RECORD LIST:
************

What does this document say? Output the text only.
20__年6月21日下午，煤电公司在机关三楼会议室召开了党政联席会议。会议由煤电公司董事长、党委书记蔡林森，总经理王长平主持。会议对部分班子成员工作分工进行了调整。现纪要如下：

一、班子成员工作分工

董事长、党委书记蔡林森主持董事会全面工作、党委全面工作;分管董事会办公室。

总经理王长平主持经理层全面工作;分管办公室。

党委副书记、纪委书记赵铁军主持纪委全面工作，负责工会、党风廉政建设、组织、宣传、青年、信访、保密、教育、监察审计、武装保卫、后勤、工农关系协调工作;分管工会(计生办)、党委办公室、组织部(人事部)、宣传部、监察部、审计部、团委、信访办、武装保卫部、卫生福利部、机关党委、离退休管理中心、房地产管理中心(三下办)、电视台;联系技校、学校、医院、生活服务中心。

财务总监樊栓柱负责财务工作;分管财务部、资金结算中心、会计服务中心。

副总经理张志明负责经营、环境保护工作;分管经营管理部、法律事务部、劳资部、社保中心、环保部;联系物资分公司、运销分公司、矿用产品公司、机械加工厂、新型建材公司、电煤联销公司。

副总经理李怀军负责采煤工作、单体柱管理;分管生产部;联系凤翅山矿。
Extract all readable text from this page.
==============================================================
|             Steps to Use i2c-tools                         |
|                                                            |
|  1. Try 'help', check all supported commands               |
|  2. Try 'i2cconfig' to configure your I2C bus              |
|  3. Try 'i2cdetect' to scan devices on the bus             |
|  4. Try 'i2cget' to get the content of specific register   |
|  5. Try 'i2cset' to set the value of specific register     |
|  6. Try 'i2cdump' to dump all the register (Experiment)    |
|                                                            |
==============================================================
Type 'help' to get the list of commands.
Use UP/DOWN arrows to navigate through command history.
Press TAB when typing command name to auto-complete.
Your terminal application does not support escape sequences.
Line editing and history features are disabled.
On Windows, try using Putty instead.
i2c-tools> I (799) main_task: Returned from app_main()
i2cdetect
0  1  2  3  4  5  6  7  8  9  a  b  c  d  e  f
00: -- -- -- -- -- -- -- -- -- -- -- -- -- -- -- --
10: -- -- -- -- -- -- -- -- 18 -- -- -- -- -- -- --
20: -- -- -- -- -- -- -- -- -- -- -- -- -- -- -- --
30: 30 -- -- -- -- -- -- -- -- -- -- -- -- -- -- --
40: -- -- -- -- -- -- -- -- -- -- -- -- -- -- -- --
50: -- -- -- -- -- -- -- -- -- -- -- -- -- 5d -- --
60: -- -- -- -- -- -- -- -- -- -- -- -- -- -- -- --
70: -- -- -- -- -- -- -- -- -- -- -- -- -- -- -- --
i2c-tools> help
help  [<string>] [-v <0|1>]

************

WRITTEN PROBLEM: Reproduce the listing above exactly from the line containing "Extract all readable text from this page." through its last line, with both of those lines included.

SOLUTION TO THIS PROBLEM:
Extract all readable text from this page.
==============================================================
|             Steps to Use i2c-tools                         |
|                                                            |
|  1. Try 'help', check all supported commands               |
|  2. Try 'i2cconfig' to configure your I2C bus              |
|  3. Try 'i2cdetect' to scan devices on the bus             |
|  4. Try 'i2cget' to get the content of specific register   |
|  5. Try 'i2cset' to set the value of specific register     |
|  6. Try 'i2cdump' to dump all the register (Experiment)    |
|                                                            |
==============================================================
Type 'help' to get the list of commands.
Use UP/DOWN arrows to navigate through command history.
Press TAB when typing command name to auto-complete.
Your terminal application does not support escape sequences.
Line editing and history features are disabled.
On Windows, try using Putty instead.
i2c-tools> I (799) main_task: Returned from app_main()
i2cdetect
0  1  2  3  4  5  6  7  8  9  a  b  c  d  e  f
00: -- -- -- -- -- -- -- -- -- -- -- -- -- -- -- --
10: -- -- -- -- -- -- -- -- 18 -- -- -- -- -- -- --
20: -- -- -- -- -- -- -- -- -- -- -- -- -- -- -- --
30: 30 -- -- -- -- -- -- -- -- -- -- -- -- -- -- --
40: -- -- -- -- -- -- -- -- -- -- -- -- -- -- -- --
50: -- -- -- -- -- -- -- -- -- -- -- -- -- 5d -- --
60: -- -- -- -- -- -- -- -- -- -- -- -- -- -- -- --
70: -- -- -- -- -- -- -- -- -- -- -- -- -- -- -- --
i2c-tools> help
help  [<string>] [-v <0|1>]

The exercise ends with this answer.